[To be done]: Give as a numbered list, omitting blank lines, the lines of the material starting at the line containing "Patent image size: (828, 603)." and ending at the line containing "The sample 10 is at (95, 312).".

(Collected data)

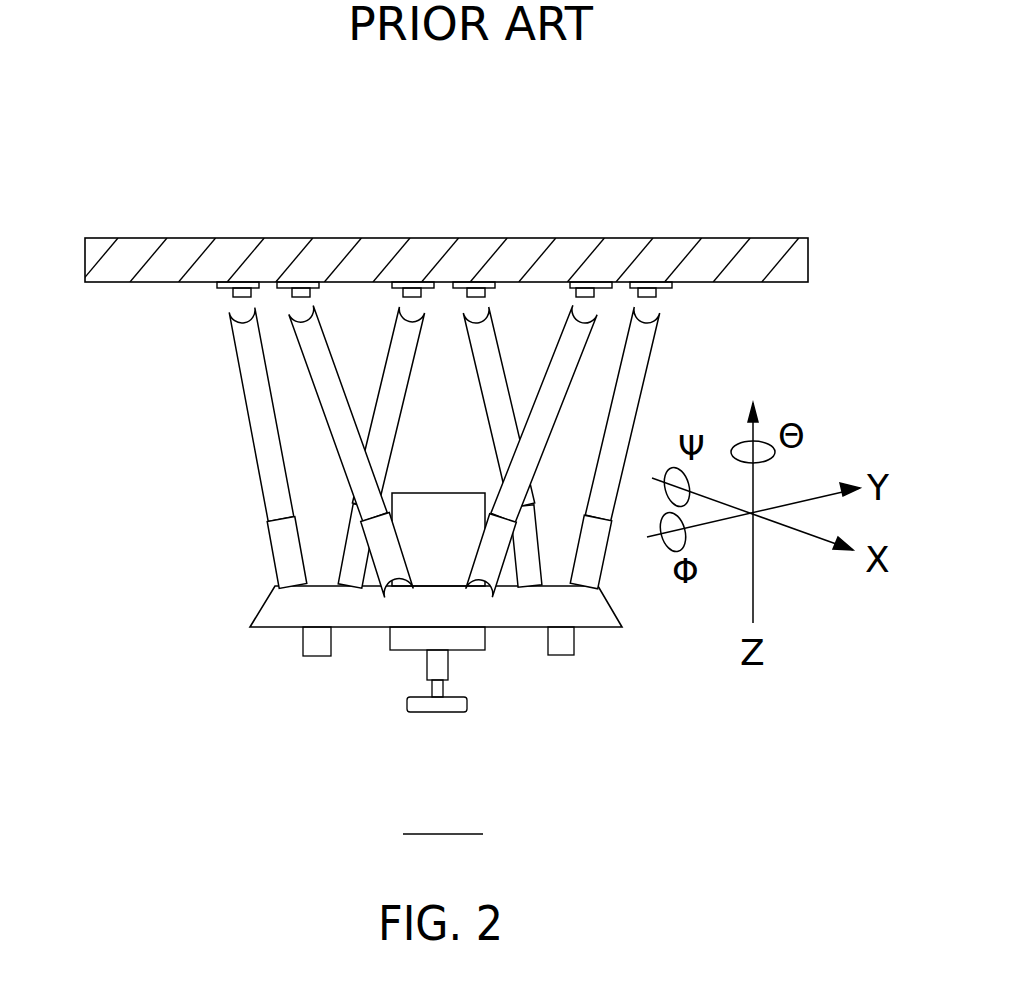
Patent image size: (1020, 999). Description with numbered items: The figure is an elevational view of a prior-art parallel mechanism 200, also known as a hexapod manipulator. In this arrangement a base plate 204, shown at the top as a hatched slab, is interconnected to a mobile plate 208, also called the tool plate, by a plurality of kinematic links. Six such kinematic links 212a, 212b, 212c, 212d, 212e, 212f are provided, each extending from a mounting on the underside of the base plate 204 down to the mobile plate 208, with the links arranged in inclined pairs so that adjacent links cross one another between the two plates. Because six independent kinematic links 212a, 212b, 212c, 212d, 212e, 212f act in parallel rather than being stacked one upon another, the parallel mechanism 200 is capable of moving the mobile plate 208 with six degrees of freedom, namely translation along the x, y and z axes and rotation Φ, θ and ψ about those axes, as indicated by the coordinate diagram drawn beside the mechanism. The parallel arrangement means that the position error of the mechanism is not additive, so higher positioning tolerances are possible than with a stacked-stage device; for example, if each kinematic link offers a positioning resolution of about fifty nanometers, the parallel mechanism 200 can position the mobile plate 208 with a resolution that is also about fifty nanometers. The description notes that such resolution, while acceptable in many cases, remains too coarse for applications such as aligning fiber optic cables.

The parallel mechanism 200 is at (443, 809).
The base plate 204 is at (707, 255).
The mobile plate 208 is at (588, 627).
The kinematic link 212a is at (313, 338).
The kinematic link 212b is at (273, 485).
The kinematic link 212c is at (397, 360).
The kinematic link 212d is at (482, 338).
The kinematic link 212e is at (630, 375).
The kinematic link 212f is at (573, 333).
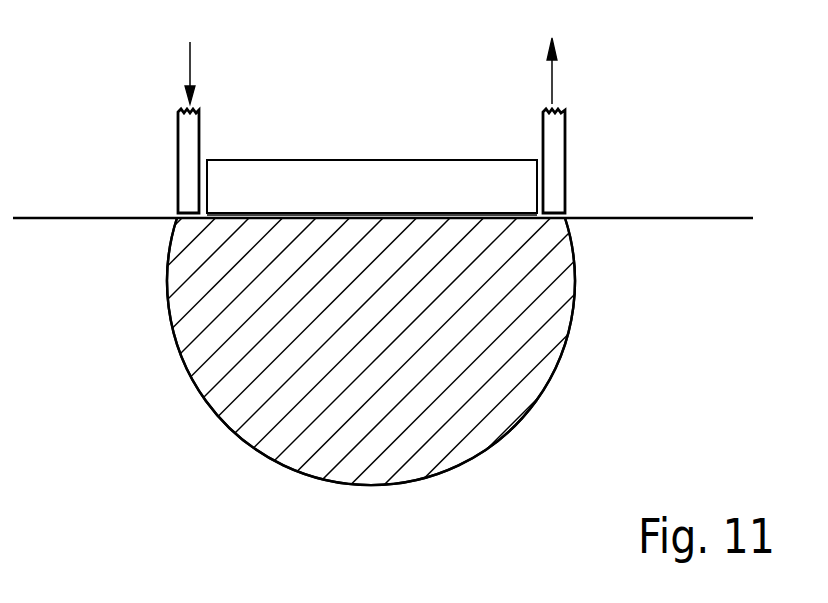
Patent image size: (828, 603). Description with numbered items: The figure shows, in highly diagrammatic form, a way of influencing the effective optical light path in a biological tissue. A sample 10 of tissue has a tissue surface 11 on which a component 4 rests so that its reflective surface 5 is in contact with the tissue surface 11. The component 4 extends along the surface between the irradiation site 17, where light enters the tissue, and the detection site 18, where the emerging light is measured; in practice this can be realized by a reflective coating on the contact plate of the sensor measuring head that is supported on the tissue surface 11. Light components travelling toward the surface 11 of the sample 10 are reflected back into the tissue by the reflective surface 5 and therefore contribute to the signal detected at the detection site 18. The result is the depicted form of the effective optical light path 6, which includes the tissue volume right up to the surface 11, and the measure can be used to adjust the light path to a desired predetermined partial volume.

The component 4 is at (378, 198).
The reflective surface 5 is at (420, 218).
The effective optical light path 6 is at (290, 430).
The sample 10 is at (95, 312).
The tissue surface 11 is at (672, 208).
The irradiation site 17 is at (190, 210).
The detection site 18 is at (555, 207).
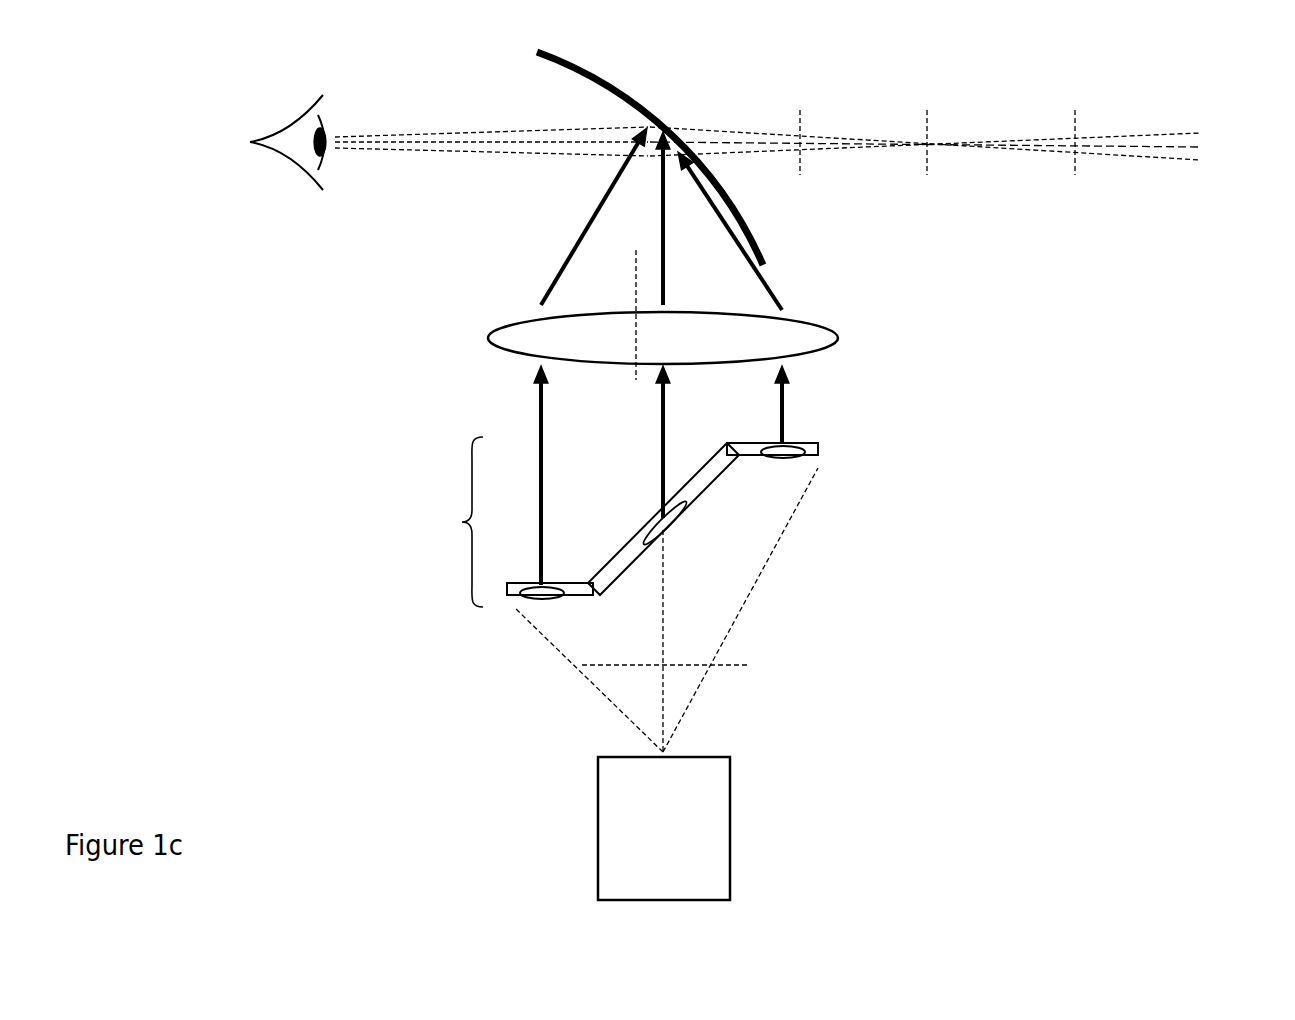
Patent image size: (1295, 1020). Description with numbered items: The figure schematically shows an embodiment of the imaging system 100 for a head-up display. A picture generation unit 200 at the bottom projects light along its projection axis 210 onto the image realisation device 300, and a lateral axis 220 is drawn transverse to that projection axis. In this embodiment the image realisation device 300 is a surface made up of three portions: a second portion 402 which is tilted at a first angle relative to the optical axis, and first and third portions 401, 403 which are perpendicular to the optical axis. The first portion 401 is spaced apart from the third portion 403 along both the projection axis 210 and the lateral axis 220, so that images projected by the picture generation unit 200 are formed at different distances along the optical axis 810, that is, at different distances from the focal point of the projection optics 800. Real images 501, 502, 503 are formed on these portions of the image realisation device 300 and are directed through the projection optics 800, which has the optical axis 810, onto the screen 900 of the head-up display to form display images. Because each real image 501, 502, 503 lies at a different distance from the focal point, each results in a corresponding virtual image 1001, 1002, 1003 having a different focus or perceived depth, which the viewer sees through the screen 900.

[Completed task]:
1. Patent image size: (828, 603). Description with numbered items: The figure shows, in highly diagrammatic form, a way of influencing the effective optical light path in a biological tissue. A sample 10 of tissue has a tissue surface 11 on which a component 4 rests so that its reflective surface 5 is in contact with the tissue surface 11. The component 4 extends along the surface between the irradiation site 17, where light enters the tissue, and the detection site 18, where the emerging light is measured; in practice this can be realized by a reflective coating on the contact plate of the sensor measuring head that is supported on the tissue surface 11. Light components travelling toward the surface 11 of the sample 10 are reflected back into the tissue by the reflective surface 5 and therefore contribute to the signal detected at the detection site 18. The result is the depicted form of the effective optical light path 6, which includes the tissue volume right up to the surface 11, and the measure can be used to adjust the light path to a desired predetermined partial volume.
2. The component 4 is at (378, 198).
3. The reflective surface 5 is at (420, 218).
4. The effective optical light path 6 is at (290, 430).
5. The sample 10 is at (95, 312).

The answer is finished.